● WORK REQUEST
Each record should reappear exactly in your answer, minus any picture.

● EXERCISE INPUTS
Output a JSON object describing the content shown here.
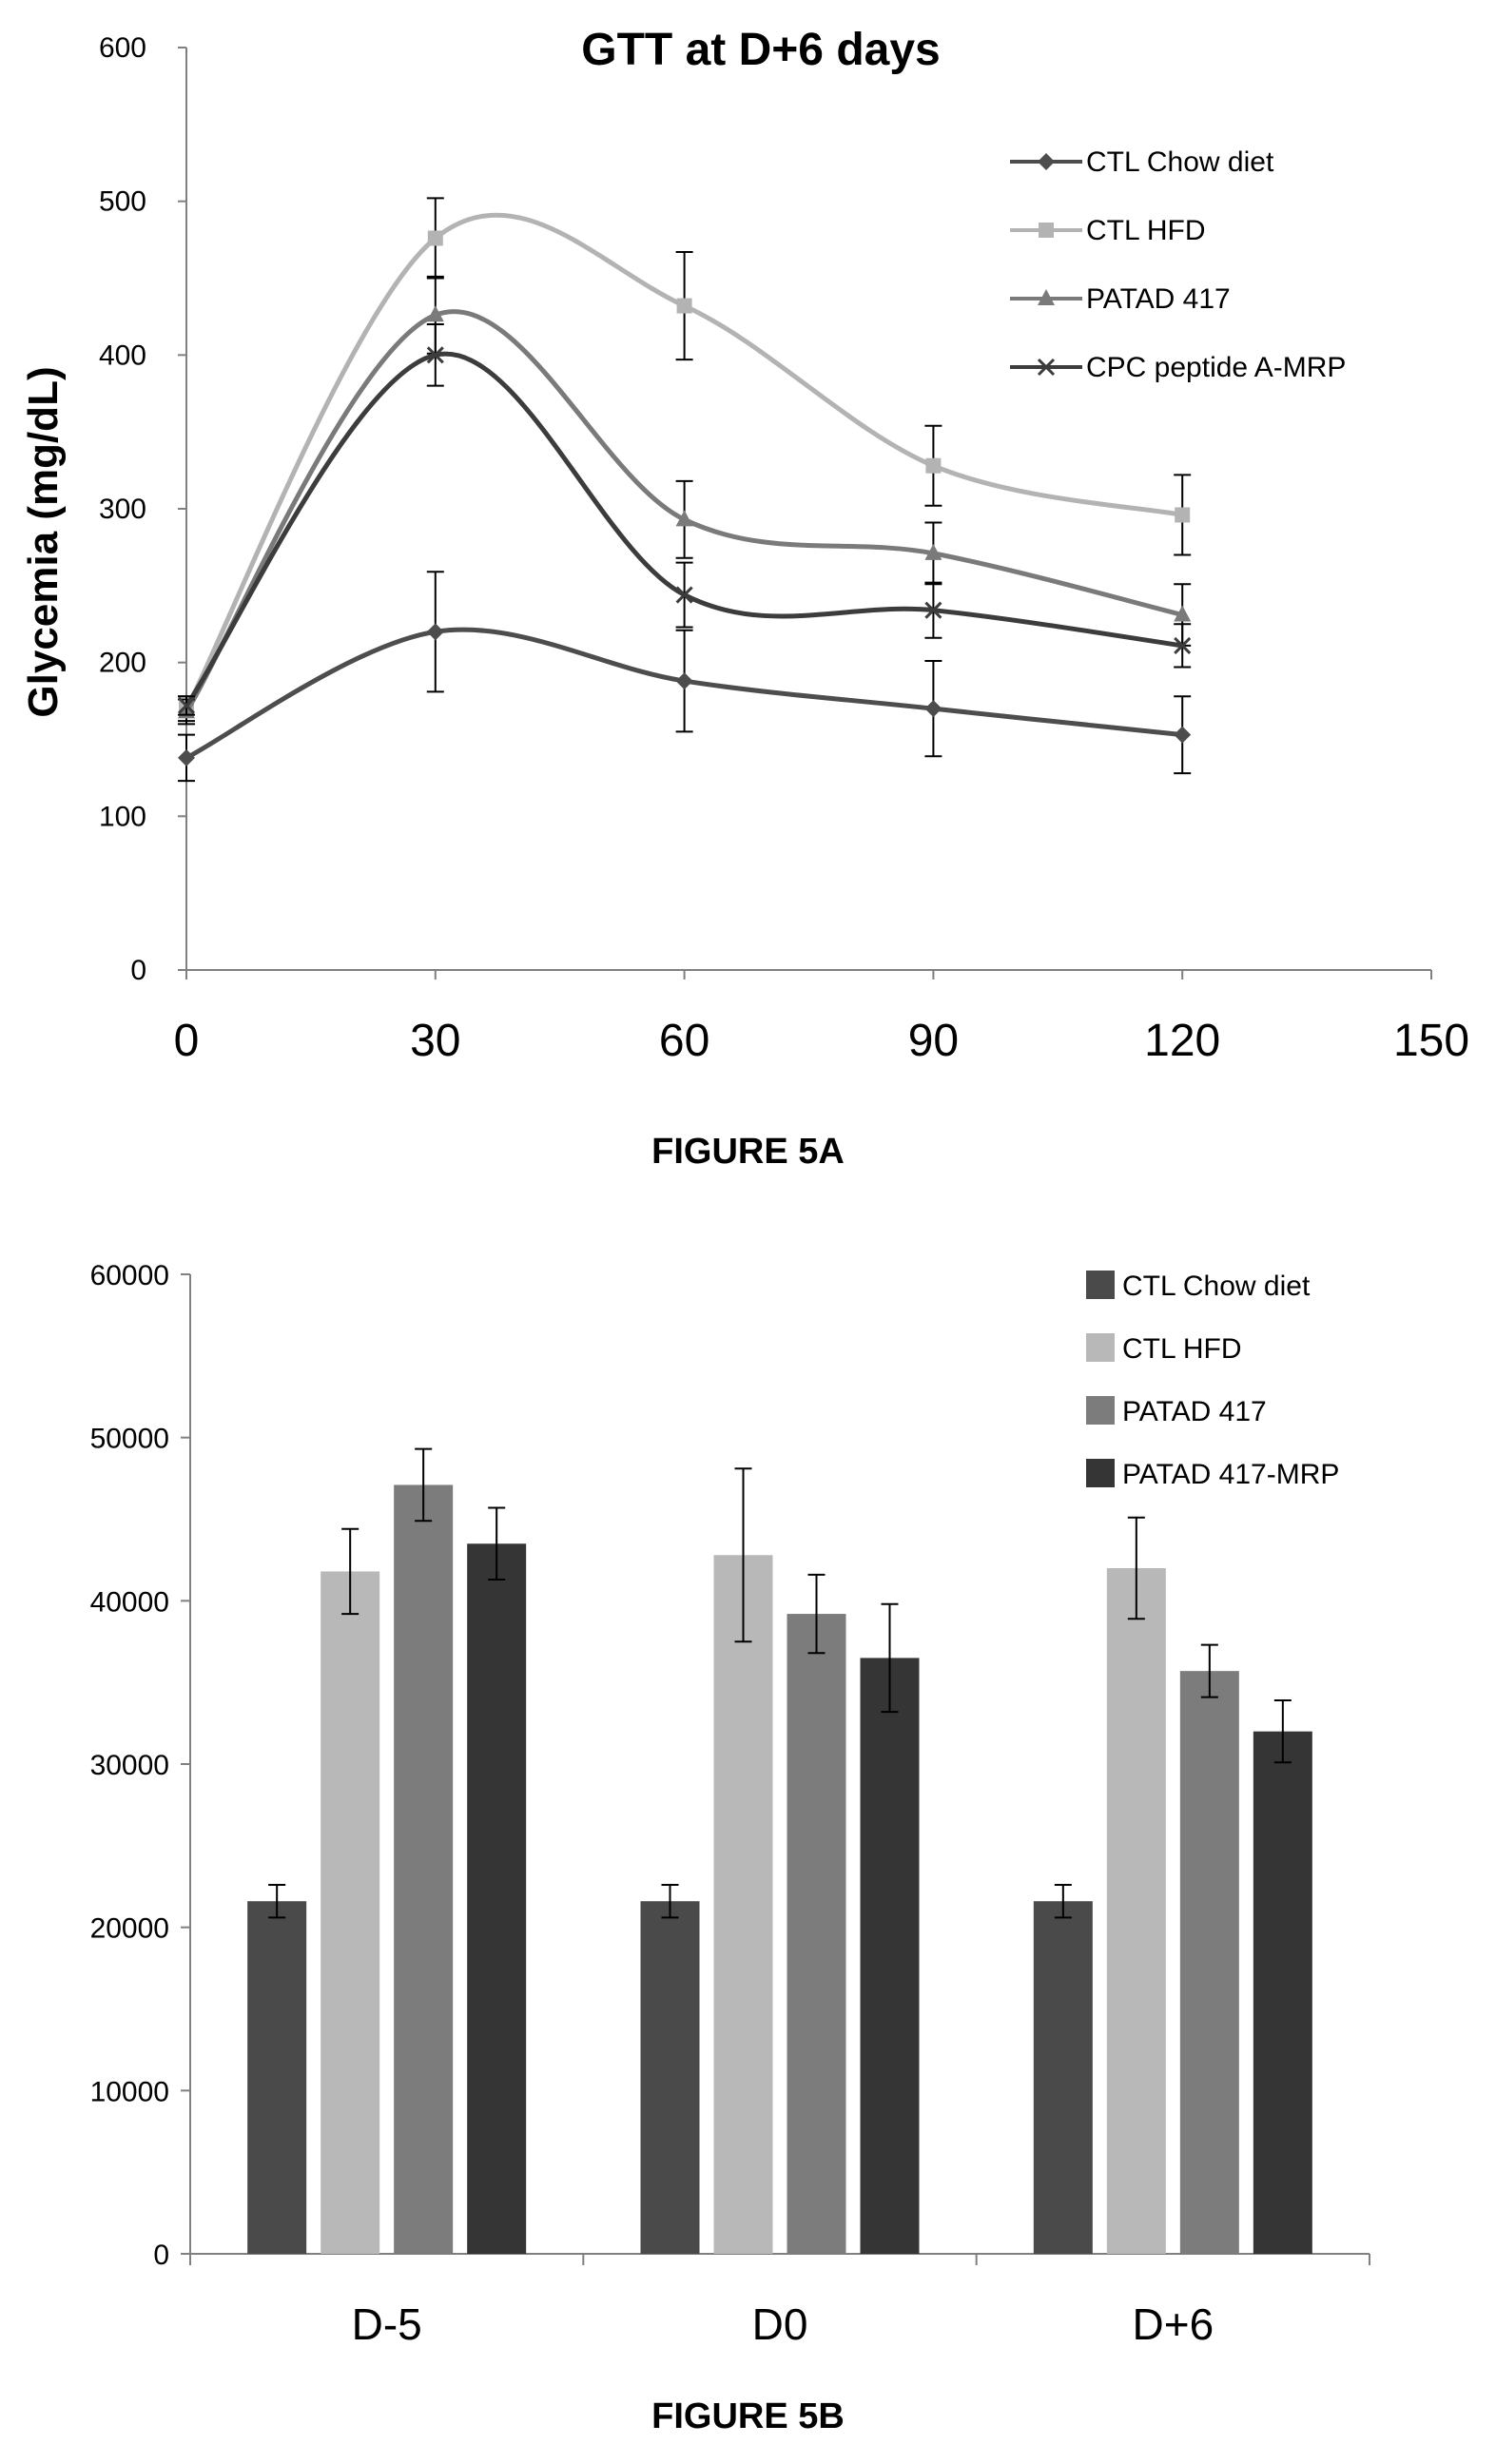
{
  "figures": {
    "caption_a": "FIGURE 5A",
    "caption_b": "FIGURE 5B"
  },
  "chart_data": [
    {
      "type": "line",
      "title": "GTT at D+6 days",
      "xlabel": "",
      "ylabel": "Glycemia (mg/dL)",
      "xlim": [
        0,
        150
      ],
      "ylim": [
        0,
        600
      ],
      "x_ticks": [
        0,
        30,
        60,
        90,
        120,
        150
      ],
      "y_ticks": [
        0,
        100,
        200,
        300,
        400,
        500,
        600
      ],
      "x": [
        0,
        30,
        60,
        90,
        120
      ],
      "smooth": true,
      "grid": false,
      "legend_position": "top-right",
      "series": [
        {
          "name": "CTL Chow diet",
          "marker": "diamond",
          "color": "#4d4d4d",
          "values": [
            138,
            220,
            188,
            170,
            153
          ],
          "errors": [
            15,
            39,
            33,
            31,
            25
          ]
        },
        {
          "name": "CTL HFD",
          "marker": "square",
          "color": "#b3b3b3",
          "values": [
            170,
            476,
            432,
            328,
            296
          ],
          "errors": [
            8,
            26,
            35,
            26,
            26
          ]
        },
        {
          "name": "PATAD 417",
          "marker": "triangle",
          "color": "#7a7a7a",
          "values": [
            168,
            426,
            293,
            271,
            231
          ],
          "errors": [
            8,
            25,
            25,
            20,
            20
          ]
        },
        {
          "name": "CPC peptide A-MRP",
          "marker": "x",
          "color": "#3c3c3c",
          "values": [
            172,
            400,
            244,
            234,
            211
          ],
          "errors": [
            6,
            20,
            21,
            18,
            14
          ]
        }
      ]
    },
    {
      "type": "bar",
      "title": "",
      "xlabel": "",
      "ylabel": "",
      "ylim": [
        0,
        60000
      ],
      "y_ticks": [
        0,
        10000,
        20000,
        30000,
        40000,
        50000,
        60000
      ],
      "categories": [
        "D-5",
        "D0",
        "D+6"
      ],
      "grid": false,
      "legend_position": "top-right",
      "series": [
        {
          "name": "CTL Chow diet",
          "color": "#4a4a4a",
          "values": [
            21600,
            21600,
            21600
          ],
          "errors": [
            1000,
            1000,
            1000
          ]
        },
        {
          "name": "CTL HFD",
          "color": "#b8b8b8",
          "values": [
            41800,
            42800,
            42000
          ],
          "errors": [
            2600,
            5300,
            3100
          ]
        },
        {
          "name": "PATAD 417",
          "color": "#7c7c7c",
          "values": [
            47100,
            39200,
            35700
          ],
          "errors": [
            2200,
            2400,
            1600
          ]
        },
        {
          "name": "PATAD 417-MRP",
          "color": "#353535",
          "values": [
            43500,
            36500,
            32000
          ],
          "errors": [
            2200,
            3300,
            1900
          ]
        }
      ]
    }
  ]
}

● EXERCISE OUTPUT
Output a JSON object describing the content shown here.
{
  "figures": {
    "caption_a": "FIGURE 5A",
    "caption_b": "FIGURE 5B"
  },
  "chart_data": [
    {
      "type": "line",
      "title": "GTT at D+6 days",
      "xlabel": "",
      "ylabel": "Glycemia (mg/dL)",
      "xlim": [
        0,
        150
      ],
      "ylim": [
        0,
        600
      ],
      "x_ticks": [
        0,
        30,
        60,
        90,
        120,
        150
      ],
      "y_ticks": [
        0,
        100,
        200,
        300,
        400,
        500,
        600
      ],
      "x": [
        0,
        30,
        60,
        90,
        120
      ],
      "smooth": true,
      "grid": false,
      "legend_position": "top-right",
      "series": [
        {
          "name": "CTL Chow diet",
          "marker": "diamond",
          "color": "#4d4d4d",
          "values": [
            138,
            220,
            188,
            170,
            153
          ],
          "errors": [
            15,
            39,
            33,
            31,
            25
          ]
        },
        {
          "name": "CTL HFD",
          "marker": "square",
          "color": "#b3b3b3",
          "values": [
            170,
            476,
            432,
            328,
            296
          ],
          "errors": [
            8,
            26,
            35,
            26,
            26
          ]
        },
        {
          "name": "PATAD 417",
          "marker": "triangle",
          "color": "#7a7a7a",
          "values": [
            168,
            426,
            293,
            271,
            231
          ],
          "errors": [
            8,
            25,
            25,
            20,
            20
          ]
        },
        {
          "name": "CPC peptide A-MRP",
          "marker": "x",
          "color": "#3c3c3c",
          "values": [
            172,
            400,
            244,
            234,
            211
          ],
          "errors": [
            6,
            20,
            21,
            18,
            14
          ]
        }
      ]
    },
    {
      "type": "bar",
      "title": "",
      "xlabel": "",
      "ylabel": "",
      "ylim": [
        0,
        60000
      ],
      "y_ticks": [
        0,
        10000,
        20000,
        30000,
        40000,
        50000,
        60000
      ],
      "categories": [
        "D-5",
        "D0",
        "D+6"
      ],
      "grid": false,
      "legend_position": "top-right",
      "series": [
        {
          "name": "CTL Chow diet",
          "color": "#4a4a4a",
          "values": [
            21600,
            21600,
            21600
          ],
          "errors": [
            1000,
            1000,
            1000
          ]
        },
        {
          "name": "CTL HFD",
          "color": "#b8b8b8",
          "values": [
            41800,
            42800,
            42000
          ],
          "errors": [
            2600,
            5300,
            3100
          ]
        },
        {
          "name": "PATAD 417",
          "color": "#7c7c7c",
          "values": [
            47100,
            39200,
            35700
          ],
          "errors": [
            2200,
            2400,
            1600
          ]
        },
        {
          "name": "PATAD 417-MRP",
          "color": "#353535",
          "values": [
            43500,
            36500,
            32000
          ],
          "errors": [
            2200,
            3300,
            1900
          ]
        }
      ]
    }
  ]
}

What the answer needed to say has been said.